WHAT THE EXERCISE ASKS>
Every line that holds the string "cdot" is to be identified and copied.

--------------------

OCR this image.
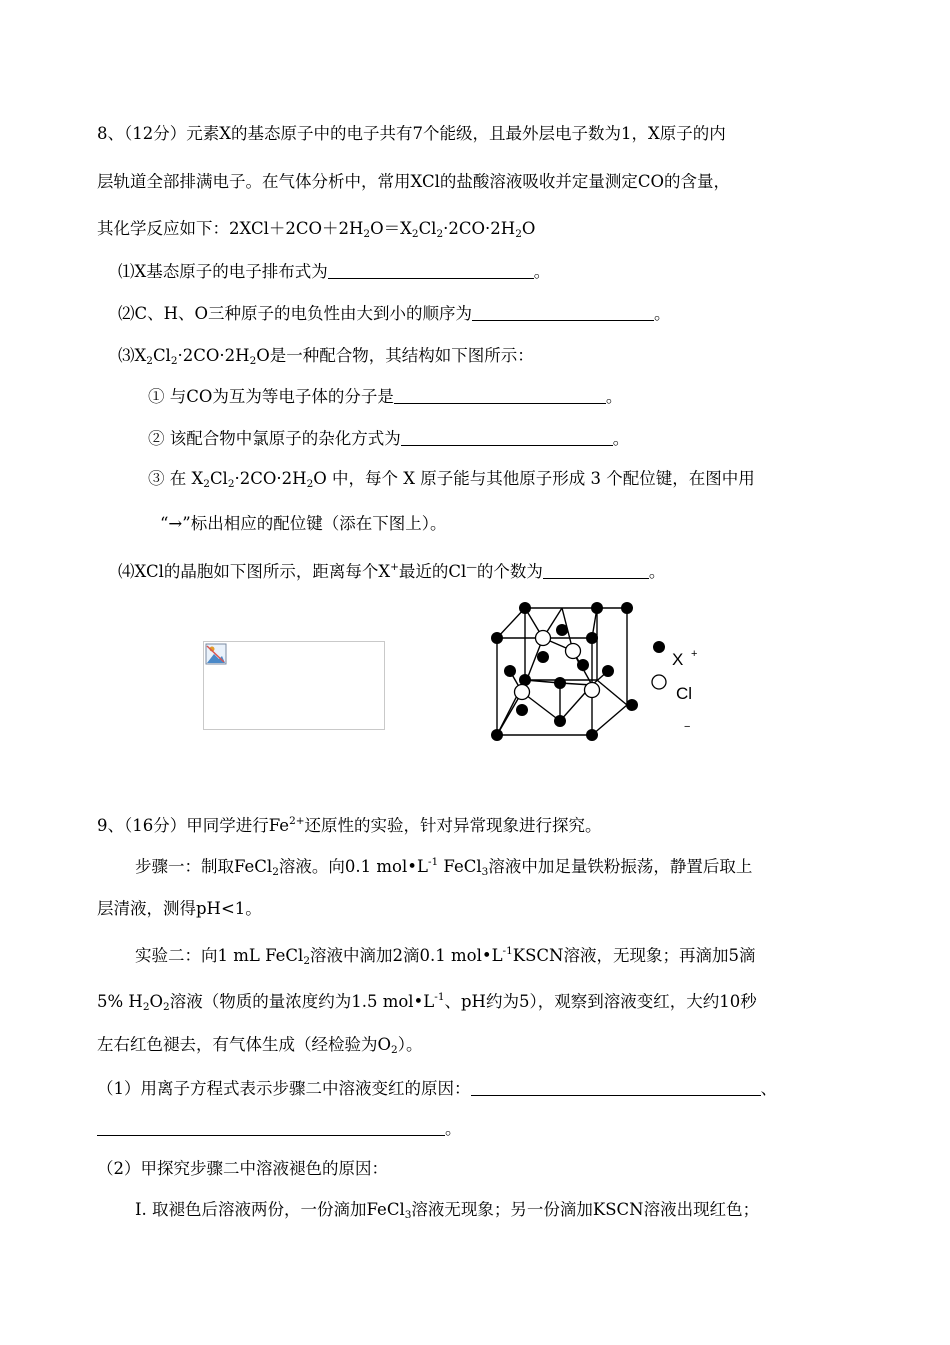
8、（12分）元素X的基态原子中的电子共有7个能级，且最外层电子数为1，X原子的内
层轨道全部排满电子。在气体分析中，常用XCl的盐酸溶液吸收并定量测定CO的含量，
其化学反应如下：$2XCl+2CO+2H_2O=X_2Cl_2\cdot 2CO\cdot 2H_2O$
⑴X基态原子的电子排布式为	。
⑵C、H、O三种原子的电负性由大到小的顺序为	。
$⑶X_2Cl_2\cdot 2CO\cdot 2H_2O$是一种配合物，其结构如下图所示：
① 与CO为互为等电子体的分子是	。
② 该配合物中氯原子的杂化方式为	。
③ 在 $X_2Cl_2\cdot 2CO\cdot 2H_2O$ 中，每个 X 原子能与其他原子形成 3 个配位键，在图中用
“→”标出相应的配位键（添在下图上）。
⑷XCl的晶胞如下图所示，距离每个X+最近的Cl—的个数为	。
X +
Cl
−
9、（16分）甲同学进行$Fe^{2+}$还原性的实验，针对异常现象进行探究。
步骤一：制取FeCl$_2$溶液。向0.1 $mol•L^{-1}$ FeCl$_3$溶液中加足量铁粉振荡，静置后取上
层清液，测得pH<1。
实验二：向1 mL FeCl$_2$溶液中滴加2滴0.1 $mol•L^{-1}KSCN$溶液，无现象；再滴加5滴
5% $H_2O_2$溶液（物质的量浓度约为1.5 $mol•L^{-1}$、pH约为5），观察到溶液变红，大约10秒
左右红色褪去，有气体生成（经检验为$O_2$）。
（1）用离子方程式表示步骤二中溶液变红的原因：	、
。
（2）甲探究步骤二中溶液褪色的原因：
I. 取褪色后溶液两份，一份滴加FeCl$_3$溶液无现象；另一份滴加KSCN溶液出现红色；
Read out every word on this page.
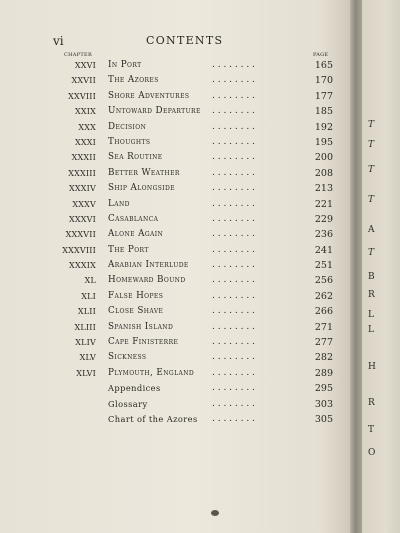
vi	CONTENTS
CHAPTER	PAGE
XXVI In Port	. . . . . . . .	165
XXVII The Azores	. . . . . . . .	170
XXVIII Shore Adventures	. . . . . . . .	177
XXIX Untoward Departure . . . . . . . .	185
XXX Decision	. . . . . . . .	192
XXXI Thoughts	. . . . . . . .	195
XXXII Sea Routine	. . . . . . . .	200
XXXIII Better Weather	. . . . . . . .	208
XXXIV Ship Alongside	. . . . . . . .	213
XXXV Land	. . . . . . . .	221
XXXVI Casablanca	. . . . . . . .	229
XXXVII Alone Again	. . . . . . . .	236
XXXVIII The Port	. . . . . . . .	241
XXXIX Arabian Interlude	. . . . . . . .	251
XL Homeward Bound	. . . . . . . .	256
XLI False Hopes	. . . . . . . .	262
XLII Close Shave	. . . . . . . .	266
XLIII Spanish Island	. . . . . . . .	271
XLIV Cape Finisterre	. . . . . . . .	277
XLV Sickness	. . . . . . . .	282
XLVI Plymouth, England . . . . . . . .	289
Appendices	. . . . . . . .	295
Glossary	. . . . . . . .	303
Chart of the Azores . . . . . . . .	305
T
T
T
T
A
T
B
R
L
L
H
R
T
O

--------------------

ANSWER FOR THE TASK>
其化学反应如下：$2XCl+2CO+2H_2O=X_2Cl_2\cdot 2CO\cdot 2H_2O$
$⑶X_2Cl_2\cdot 2CO\cdot 2H_2O$是一种配合物，其结构如下图所示：
③ 在 $X_2Cl_2\cdot 2CO\cdot 2H_2O$ 中，每个 X 原子能与其他原子形成 3 个配位键，在图中用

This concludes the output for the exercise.